▶ **WORK TO BE COMPLETED**: Extract exactly and only the lines from the one containing "Parse this chart: output" through the end of the entries below. Pictures should not appear in the copy.

▶ **INPUT ROWS**:
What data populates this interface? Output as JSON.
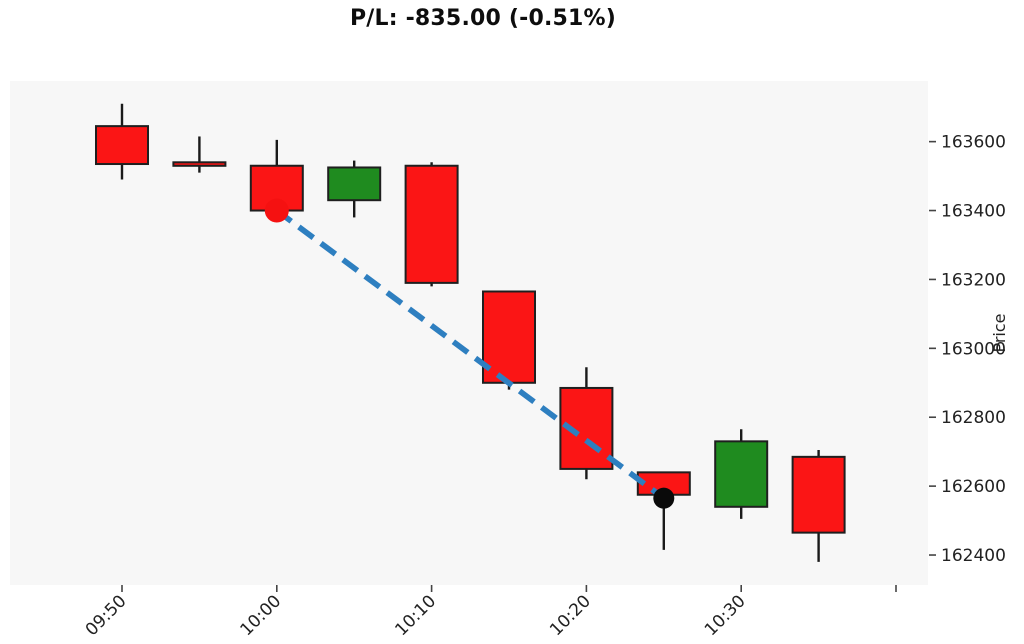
{
  "title": "P/L: -835.00 (-0.51%)",
  "pl": {
    "value": "-835.00",
    "percent": "-0.51%"
  },
  "chart_data": {
    "type": "candlestick",
    "title": "P/L: -835.00 (-0.51%)",
    "ylabel": "Price",
    "xlabel": "",
    "grid": false,
    "legend": "none",
    "ylim": [
      162313,
      163776
    ],
    "y_ticks": [
      162400,
      162600,
      162800,
      163000,
      163200,
      163400,
      163600
    ],
    "x_ticks": [
      {
        "label": "09:50",
        "slot": 0
      },
      {
        "label": "10:00",
        "slot": 2
      },
      {
        "label": "10:10",
        "slot": 4
      },
      {
        "label": "10:20",
        "slot": 6
      },
      {
        "label": "10:30",
        "slot": 8
      },
      {
        "label": "",
        "slot": 10
      }
    ],
    "candles": [
      {
        "time": "09:50",
        "open": 163645,
        "high": 163710,
        "low": 163490,
        "close": 163535,
        "direction": "down"
      },
      {
        "time": "09:55",
        "open": 163540,
        "high": 163615,
        "low": 163510,
        "close": 163530,
        "direction": "down"
      },
      {
        "time": "10:00",
        "open": 163530,
        "high": 163605,
        "low": 163400,
        "close": 163400,
        "direction": "down"
      },
      {
        "time": "10:05",
        "open": 163430,
        "high": 163545,
        "low": 163380,
        "close": 163525,
        "direction": "up"
      },
      {
        "time": "10:10",
        "open": 163530,
        "high": 163540,
        "low": 163180,
        "close": 163190,
        "direction": "down"
      },
      {
        "time": "10:15",
        "open": 163165,
        "high": 163165,
        "low": 162880,
        "close": 162900,
        "direction": "down"
      },
      {
        "time": "10:20",
        "open": 162885,
        "high": 162945,
        "low": 162620,
        "close": 162650,
        "direction": "down"
      },
      {
        "time": "10:25",
        "open": 162640,
        "high": 162640,
        "low": 162415,
        "close": 162575,
        "direction": "down"
      },
      {
        "time": "10:30",
        "open": 162540,
        "high": 162765,
        "low": 162505,
        "close": 162730,
        "direction": "up"
      },
      {
        "time": "10:35",
        "open": 162685,
        "high": 162705,
        "low": 162380,
        "close": 162465,
        "direction": "down"
      }
    ],
    "trade": {
      "entry": {
        "time": "10:00",
        "price": 163400,
        "marker_color": "#f51111"
      },
      "exit": {
        "time": "10:25",
        "price": 162565,
        "marker_color": "#0a0a0a"
      },
      "line_color": "#2e7fc0",
      "line_style": "dashed"
    },
    "colors": {
      "up": "#1f8b1f",
      "down": "#fb1515",
      "edge": "#1f1f1f",
      "wick": "#1a1a1a",
      "plot_bg": "#f7f7f7",
      "figure_bg": "#ffffff",
      "tick": "#444444",
      "text": "#222222"
    }
  }
}
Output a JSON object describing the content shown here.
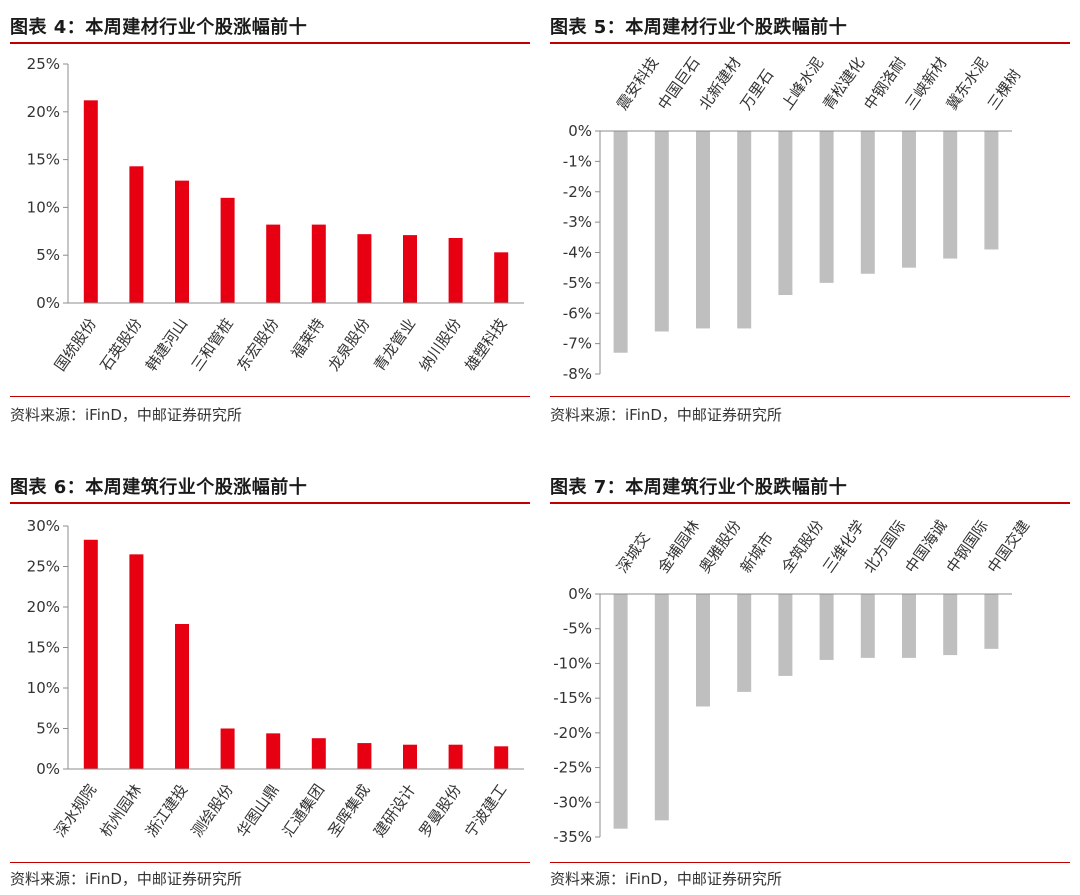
{
  "panels": [
    {
      "title": "图表 4：本周建材行业个股涨幅前十",
      "source": "资料来源：iFinD，中邮证券研究所",
      "chart_data": {
        "type": "bar",
        "categories": [
          "国统股份",
          "石英股份",
          "韩建河山",
          "三和管桩",
          "东宏股份",
          "福莱特",
          "龙泉股份",
          "青龙管业",
          "纳川股份",
          "雄塑科技"
        ],
        "values": [
          21.2,
          14.3,
          12.8,
          11.0,
          8.2,
          8.2,
          7.2,
          7.1,
          6.8,
          5.3
        ],
        "ylim": [
          0,
          25
        ],
        "yticks": [
          0,
          5,
          10,
          15,
          20,
          25
        ],
        "ytick_labels": [
          "0%",
          "5%",
          "10%",
          "15%",
          "20%",
          "25%"
        ],
        "bar_color": "#e60012",
        "category_labels_position": "bottom",
        "grid": false
      }
    },
    {
      "title": "图表 5：本周建材行业个股跌幅前十",
      "source": "资料来源：iFinD，中邮证券研究所",
      "chart_data": {
        "type": "bar",
        "categories": [
          "震安科技",
          "中国巨石",
          "北新建材",
          "万里石",
          "上峰水泥",
          "青松建化",
          "中钢洛耐",
          "三峡新材",
          "冀东水泥",
          "三棵树"
        ],
        "values": [
          -7.3,
          -6.6,
          -6.5,
          -6.5,
          -5.4,
          -5.0,
          -4.7,
          -4.5,
          -4.2,
          -3.9
        ],
        "ylim": [
          -8,
          0
        ],
        "yticks": [
          0,
          -1,
          -2,
          -3,
          -4,
          -5,
          -6,
          -7,
          -8
        ],
        "ytick_labels": [
          "0%",
          "-1%",
          "-2%",
          "-3%",
          "-4%",
          "-5%",
          "-6%",
          "-7%",
          "-8%"
        ],
        "bar_color": "#bfbfbf",
        "category_labels_position": "top",
        "grid": false
      }
    },
    {
      "title": "图表 6：本周建筑行业个股涨幅前十",
      "source": "资料来源：iFinD，中邮证券研究所",
      "chart_data": {
        "type": "bar",
        "categories": [
          "深水规院",
          "杭州园林",
          "浙江建投",
          "测绘股份",
          "华图山鼎",
          "汇通集团",
          "圣晖集成",
          "建研设计",
          "罗曼股份",
          "宁波建工"
        ],
        "values": [
          28.3,
          26.5,
          17.9,
          5.0,
          4.4,
          3.8,
          3.2,
          3.0,
          3.0,
          2.8
        ],
        "ylim": [
          0,
          30
        ],
        "yticks": [
          0,
          5,
          10,
          15,
          20,
          25,
          30
        ],
        "ytick_labels": [
          "0%",
          "5%",
          "10%",
          "15%",
          "20%",
          "25%",
          "30%"
        ],
        "bar_color": "#e60012",
        "category_labels_position": "bottom",
        "grid": false
      }
    },
    {
      "title": "图表 7：本周建筑行业个股跌幅前十",
      "source": "资料来源：iFinD，中邮证券研究所",
      "chart_data": {
        "type": "bar",
        "categories": [
          "深城交",
          "金埔园林",
          "奥雅股份",
          "新城市",
          "全筑股份",
          "三维化学",
          "北方国际",
          "中国海诚",
          "中钢国际",
          "中国交建"
        ],
        "values": [
          -33.8,
          -32.6,
          -16.2,
          -14.1,
          -11.8,
          -9.5,
          -9.2,
          -9.2,
          -8.8,
          -7.9
        ],
        "ylim": [
          -35,
          0
        ],
        "yticks": [
          0,
          -5,
          -10,
          -15,
          -20,
          -25,
          -30,
          -35
        ],
        "ytick_labels": [
          "0%",
          "-5%",
          "-10%",
          "-15%",
          "-20%",
          "-25%",
          "-30%",
          "-35%"
        ],
        "bar_color": "#bfbfbf",
        "category_labels_position": "top",
        "grid": false
      }
    }
  ]
}
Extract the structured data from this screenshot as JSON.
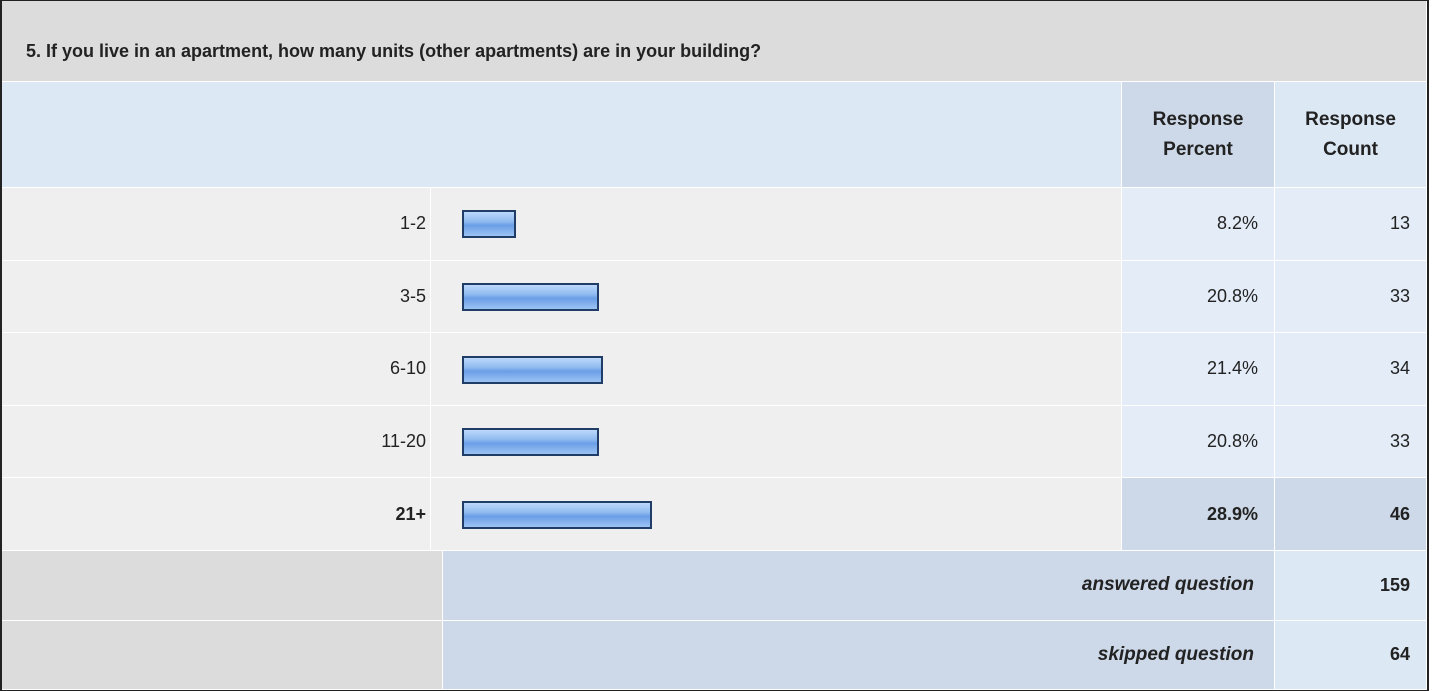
{
  "title": "5. If you live in an apartment, how many units (other apartments) are in your building?",
  "columns": [
    "Response Percent",
    "Response Count"
  ],
  "rows": [
    {
      "label": "1-2",
      "percent": 8.2,
      "percent_label": "8.2%",
      "count": 13
    },
    {
      "label": "3-5",
      "percent": 20.8,
      "percent_label": "20.8%",
      "count": 33
    },
    {
      "label": "6-10",
      "percent": 21.4,
      "percent_label": "21.4%",
      "count": 34
    },
    {
      "label": "11-20",
      "percent": 20.8,
      "percent_label": "20.8%",
      "count": 33
    },
    {
      "label": "21+",
      "percent": 28.9,
      "percent_label": "28.9%",
      "count": 46,
      "highlight": true
    }
  ],
  "footer": [
    {
      "label": "answered question",
      "count": 159
    },
    {
      "label": "skipped question",
      "count": 64
    }
  ]
}
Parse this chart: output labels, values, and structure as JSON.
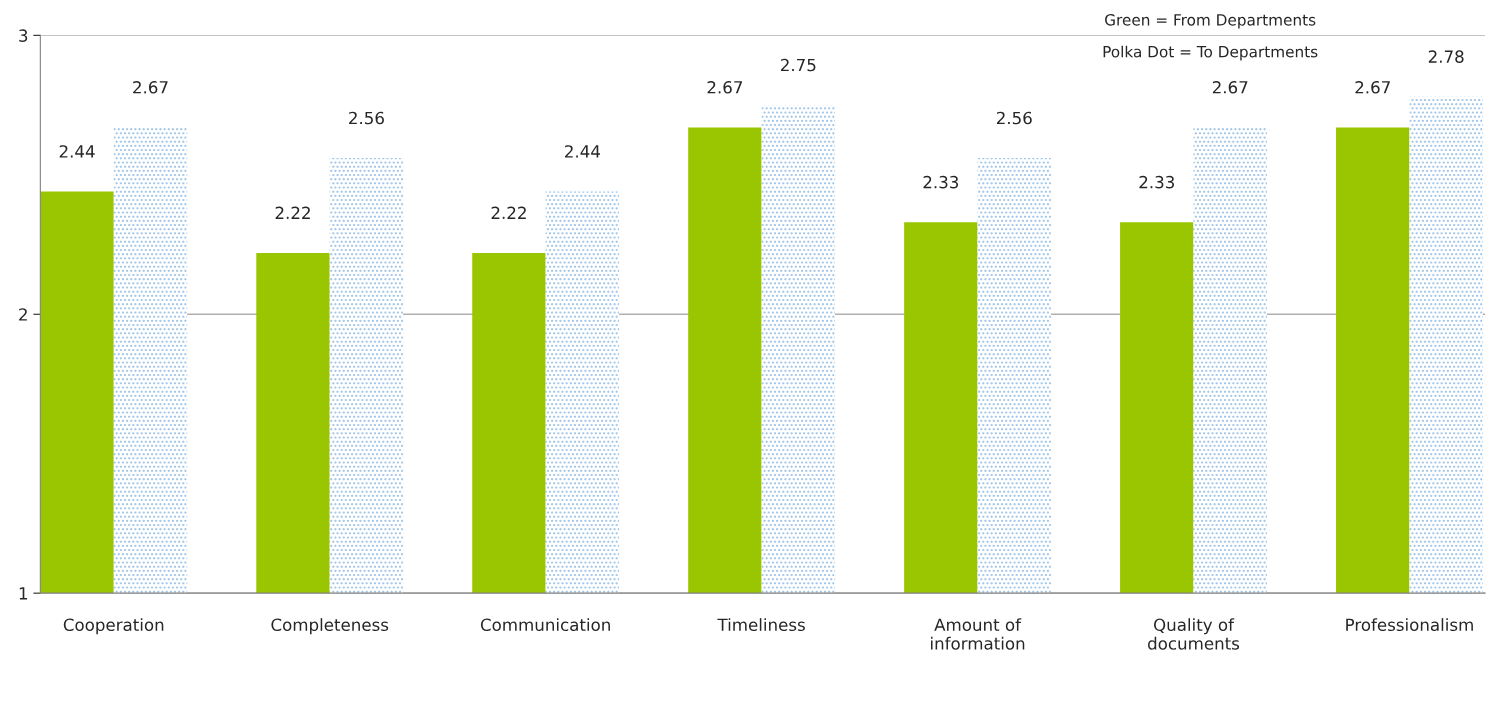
{
  "chart_data": {
    "type": "bar",
    "categories": [
      "Cooperation",
      "Completeness",
      "Communication",
      "Timeliness",
      "Amount of\ninformation",
      "Quality of\ndocuments",
      "Professionalism"
    ],
    "series": [
      {
        "color": "#99c600",
        "values": [
          2.44,
          2.22,
          2.22,
          2.67,
          2.33,
          2.33,
          2.67
        ]
      },
      {
        "color": "#9cc3e6",
        "values": [
          2.67,
          2.56,
          2.44,
          2.75,
          2.56,
          2.67,
          2.78
        ]
      }
    ],
    "ylim": [
      1,
      3
    ],
    "yticks": [
      1,
      2,
      3
    ],
    "grid": "y",
    "data_labels": true,
    "annotations": [
      "Green = From Departments",
      "Polka Dot = To Departments"
    ]
  }
}
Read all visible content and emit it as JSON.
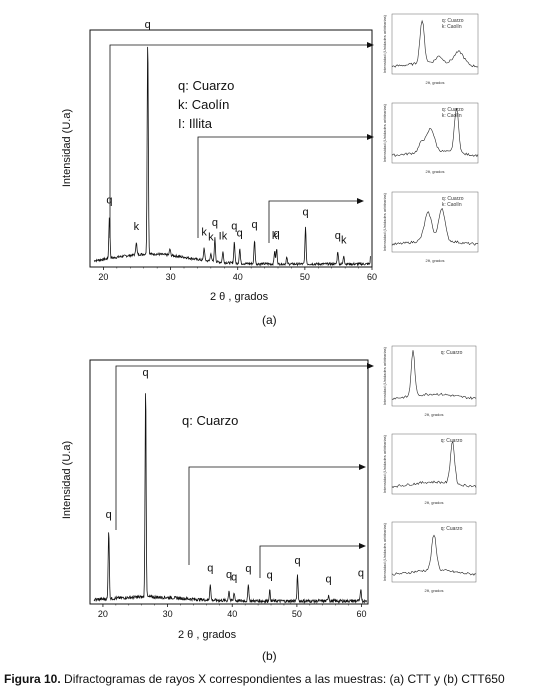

▶ **ANSWER TO THE PROBLEM**:
Parse this chart: output labels, values, and structure as JSON.
{
  "chart_data": {
    "type": "bar",
    "categories": [
      "Cooperation",
      "Completeness",
      "Communication",
      "Timeliness",
      "Amount of\ninformation",
      "Quality of\ndocuments",
      "Professionalism"
    ],
    "series": [
      {
        "color": "#99c600",
        "values": [
          2.44,
          2.22,
          2.22,
          2.67,
          2.33,
          2.33,
          2.67
        ]
      },
      {
        "color": "#9cc3e6",
        "values": [
          2.67,
          2.56,
          2.44,
          2.75,
          2.56,
          2.67,
          2.78
        ]
      }
    ],
    "ylim": [
      1,
      3
    ],
    "yticks": [
      1,
      2,
      3
    ],
    "grid": "y",
    "data_labels": true,
    "annotations": [
      "Green = From Departments",
      "Polka Dot = To Departments"
    ]
  }
}
Read all visible content and emit it as JSON.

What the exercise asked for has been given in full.